> _Exercise description_:
Scan the material below for lines with the word "What" and report how many there are, with nothing added.

::::

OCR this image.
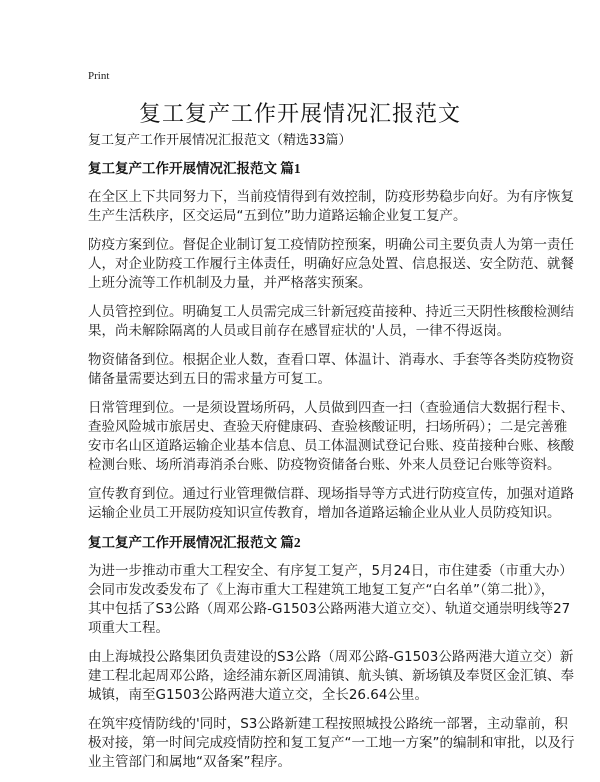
Print
复工复产工作开展情况汇报范文
复工复产工作开展情况汇报范文（精选33篇）
复工复产工作开展情况汇报范文 篇1
在全区上下共同努力下，当前疫情得到有效控制，防疫形势稳步向好。为有序恢复
生产生活秩序，区交运局“五到位”助力道路运输企业复工复产。
防疫方案到位。督促企业制订复工疫情防控预案，明确公司主要负责人为第一责任
人，对企业防疫工作履行主体责任，明确好应急处置、信息报送、安全防范、就餐
上班分流等工作机制及力量，并严格落实预案。
人员管控到位。明确复工人员需完成三针新冠疫苗接种、持近三天阴性核酸检测结
果，尚未解除隔离的人员或目前存在感冒症状的'人员，一律不得返岗。
物资储备到位。根据企业人数，查看口罩、体温计、消毒水、手套等各类防疫物资
储备量需要达到五日的需求量方可复工。
日常管理到位。一是须设置场所码，人员做到四查一扫（查验通信大数据行程卡、
查验风险城市旅居史、查验天府健康码、查验核酸证明，扫场所码）；二是完善雅
安市名山区道路运输企业基本信息、员工体温测试登记台账、疫苗接种台账、核酸
检测台账、场所消毒消杀台账、防疫物资储备台账、外来人员登记台账等资料。
宣传教育到位。通过行业管理微信群、现场指导等方式进行防疫宣传，加强对道路
运输企业员工开展防疫知识宣传教育，增加各道路运输企业从业人员防疫知识。
复工复产工作开展情况汇报范文 篇2
为进一步推动市重大工程安全、有序复工复产，5月24日，市住建委（市重大办）
会同市发改委发布了《上海市重大工程建筑工地复工复产“白名单”（第二批）》，
其中包括了S3公路（周邓公路-G1503公路两港大道立交）、轨道交通崇明线等27
项重大工程。
由上海城投公路集团负责建设的S3公路（周邓公路-G1503公路两港大道立交）新
建工程北起周邓公路，途经浦东新区周浦镇、航头镇、新场镇及奉贤区金汇镇、奉
城镇，南至G1503公路两港大道立交，全长26.64公里。
在筑牢疫情防线的'同时，S3公路新建工程按照城投公路统一部署，主动靠前，积
极对接，第一时间完成疫情防控和复工复产“一工地一方案”的编制和审批，以及行
业主管部门和属地“双备案”程序。
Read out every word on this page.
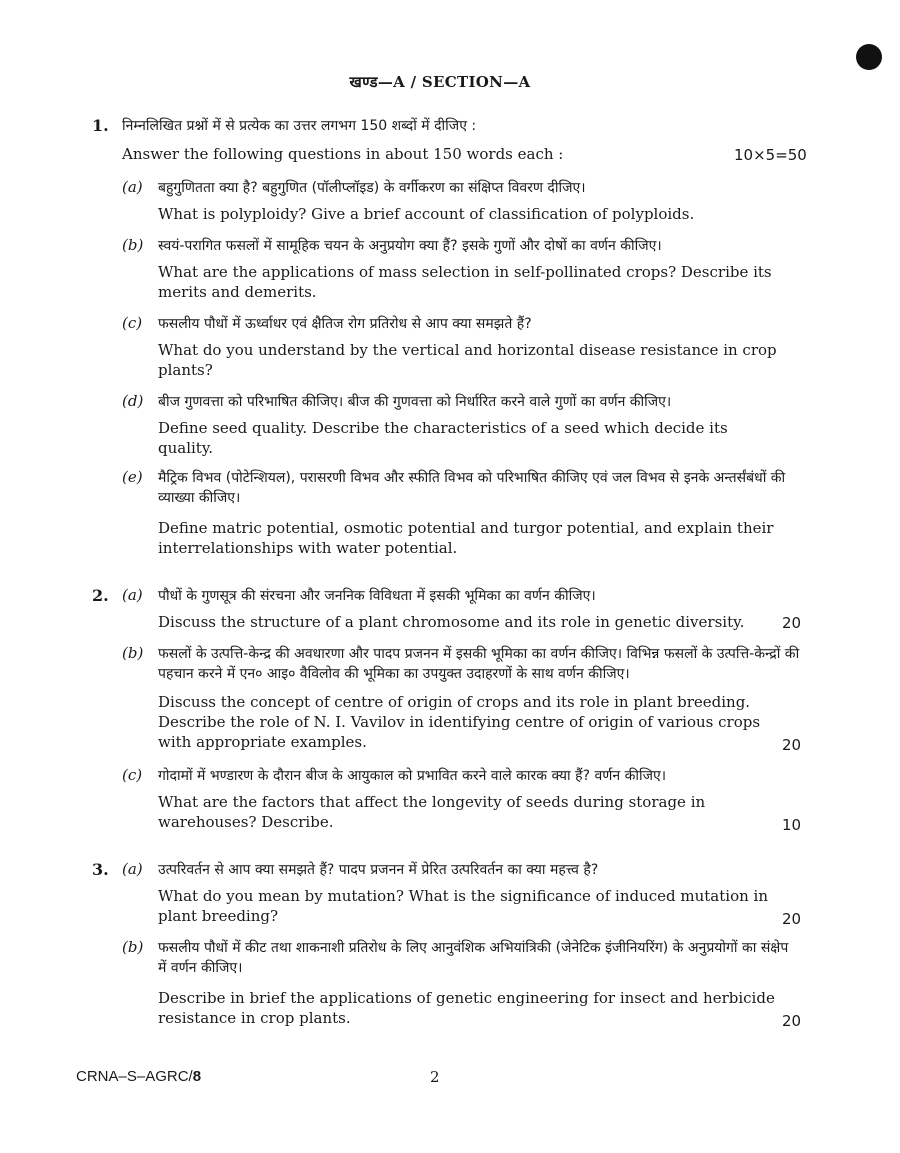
खण्ड—A / SECTION—A
1. निम्नलिखित प्रश्नों में से प्रत्येक का उत्तर लगभग 150 शब्दों में दीजिए :
Answer the following questions in about 150 words each :	10×5=50
(a) बहुगुणितता क्या है? बहुगुणित (पॉलीप्लॉइड) के वर्गीकरण का संक्षिप्त विवरण दीजिए।
What is polyploidy? Give a brief account of classification of polyploids.
(b) स्वयं-परागित फसलों में सामूहिक चयन के अनुप्रयोग क्या हैं? इसके गुणों और दोषों का वर्णन कीजिए।
What are the applications of mass selection in self-pollinated crops? Describe its merits and demerits.
(c) फसलीय पौधों में ऊर्ध्वाधर एवं क्षैतिज रोग प्रतिरोध से आप क्या समझते हैं?
What do you understand by the vertical and horizontal disease resistance in crop plants?
(d) बीज गुणवत्ता को परिभाषित कीजिए। बीज की गुणवत्ता को निर्धारित करने वाले गुणों का वर्णन कीजिए।
Define seed quality. Describe the characteristics of a seed which decide its quality.
(e) मैट्रिक विभव (पोटेन्शियल), परासरणी विभव और स्फीति विभव को परिभाषित कीजिए एवं जल विभव से इनके अन्तर्संबंधों की व्याख्या कीजिए।
Define matric potential, osmotic potential and turgor potential, and explain their interrelationships with water potential.
2. (a) पौधों के गुणसूत्र की संरचना और जननिक विविधता में इसकी भूमिका का वर्णन कीजिए।
Discuss the structure of a plant chromosome and its role in genetic diversity.	20
(b) फसलों के उत्पत्ति-केन्द्र की अवधारणा और पादप प्रजनन में इसकी भूमिका का वर्णन कीजिए। विभिन्न फसलों के उत्पत्ति-केन्द्रों की पहचान करने में एन० आइ० वैविलोव की भूमिका का उपयुक्त उदाहरणों के साथ वर्णन कीजिए।
Discuss the concept of centre of origin of crops and its role in plant breeding. Describe the role of N. I. Vavilov in identifying centre of origin of various crops with appropriate examples.	20
(c) गोदामों में भण्डारण के दौरान बीज के आयुकाल को प्रभावित करने वाले कारक क्या हैं? वर्णन कीजिए।
What are the factors that affect the longevity of seeds during storage in warehouses? Describe.	10
3. (a) उत्परिवर्तन से आप क्या समझते हैं? पादप प्रजनन में प्रेरित उत्परिवर्तन का क्या महत्त्व है?
What do you mean by mutation? What is the significance of induced mutation in plant breeding?	20
(b) फसलीय पौधों में कीट तथा शाकनाशी प्रतिरोध के लिए आनुवंशिक अभियांत्रिकी (जेनेटिक इंजीनियरिंग) के अनुप्रयोगों का संक्षेप में वर्णन कीजिए।
Describe in brief the applications of genetic engineering for insect and herbicide resistance in crop plants.	20
CRNA–S–AGRC/8	2
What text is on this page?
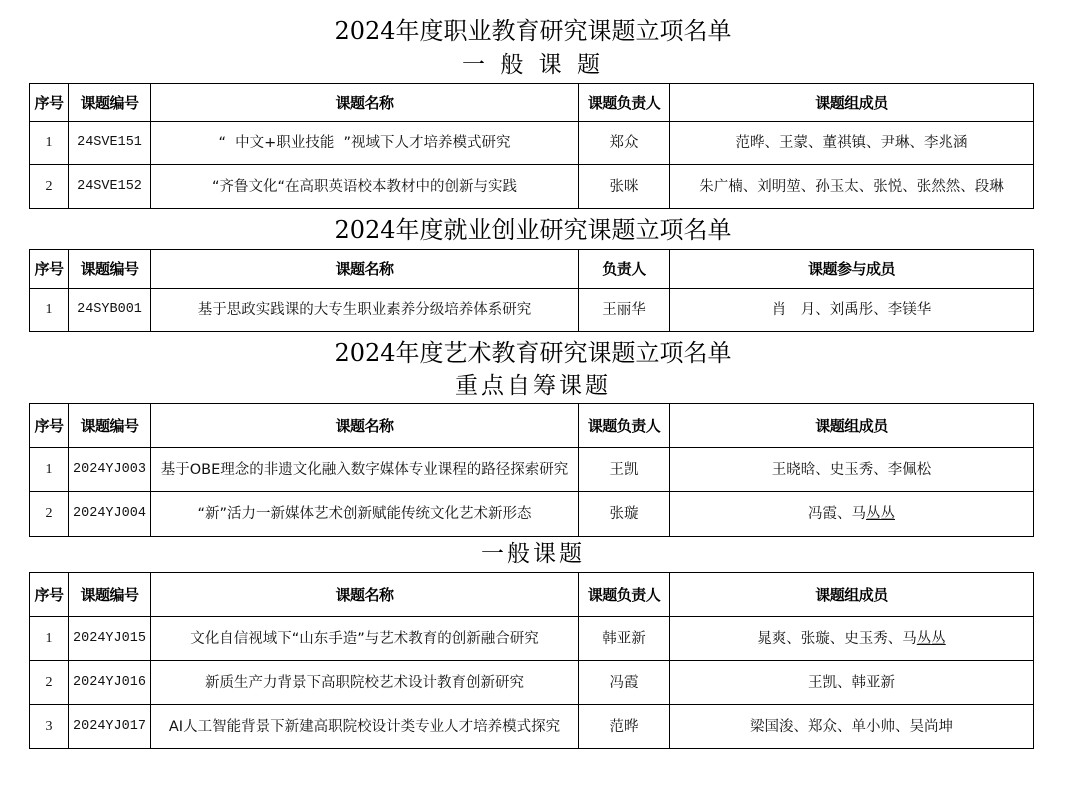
2024年度职业教育研究课题立项名单
一 般 课 题
序号	课题编号	课题名称	课题负责人	课题组成员
1	24SVE151	“  中文+职业技能  ”视域下人才培养模式研究	郑众	范晔、王蒙、董祺镇、尹琳、李兆涵
2	24SVE152	“齐鲁文化“在高职英语校本教材中的创新与实践	张咪	朱广楠、刘明堃、孙玉太、张悦、张然然、段琳
2024年度就业创业研究课题立项名单
序号	课题编号	课题名称	负责人	课题参与成员
1	24SYB001	基于思政实践课的大专生职业素养分级培养体系研究	王丽华	肖　月、刘禹彤、李镁华
2024年度艺术教育研究课题立项名单
重点自筹课题
序号	课题编号	课题名称	课题负责人	课题组成员
1	2024YJ003	基于OBE理念的非遗文化融入数字媒体专业课程的路径探索研究	王凯	王晓晗、史玉秀、李佩松
2	2024YJ004	“新”活力一新媒体艺术创新赋能传统文化艺术新形态	张璇	冯霞、马丛丛
一般课题
序号	课题编号	课题名称	课题负责人	课题组成员
1	2024YJ015	文化自信视域下“山东手造”与艺术教育的创新融合研究	韩亚新	晁爽、张璇、史玉秀、马丛丛
2	2024YJ016	新质生产力背景下高职院校艺术设计教育创新研究	冯霞	王凯、韩亚新
3	2024YJ017	AI人工智能背景下新建高职院校设计类专业人才培养模式探究	范晔	梁国浚、郑众、单小帅、吴尚坤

::::

> _Exercise answer_:
6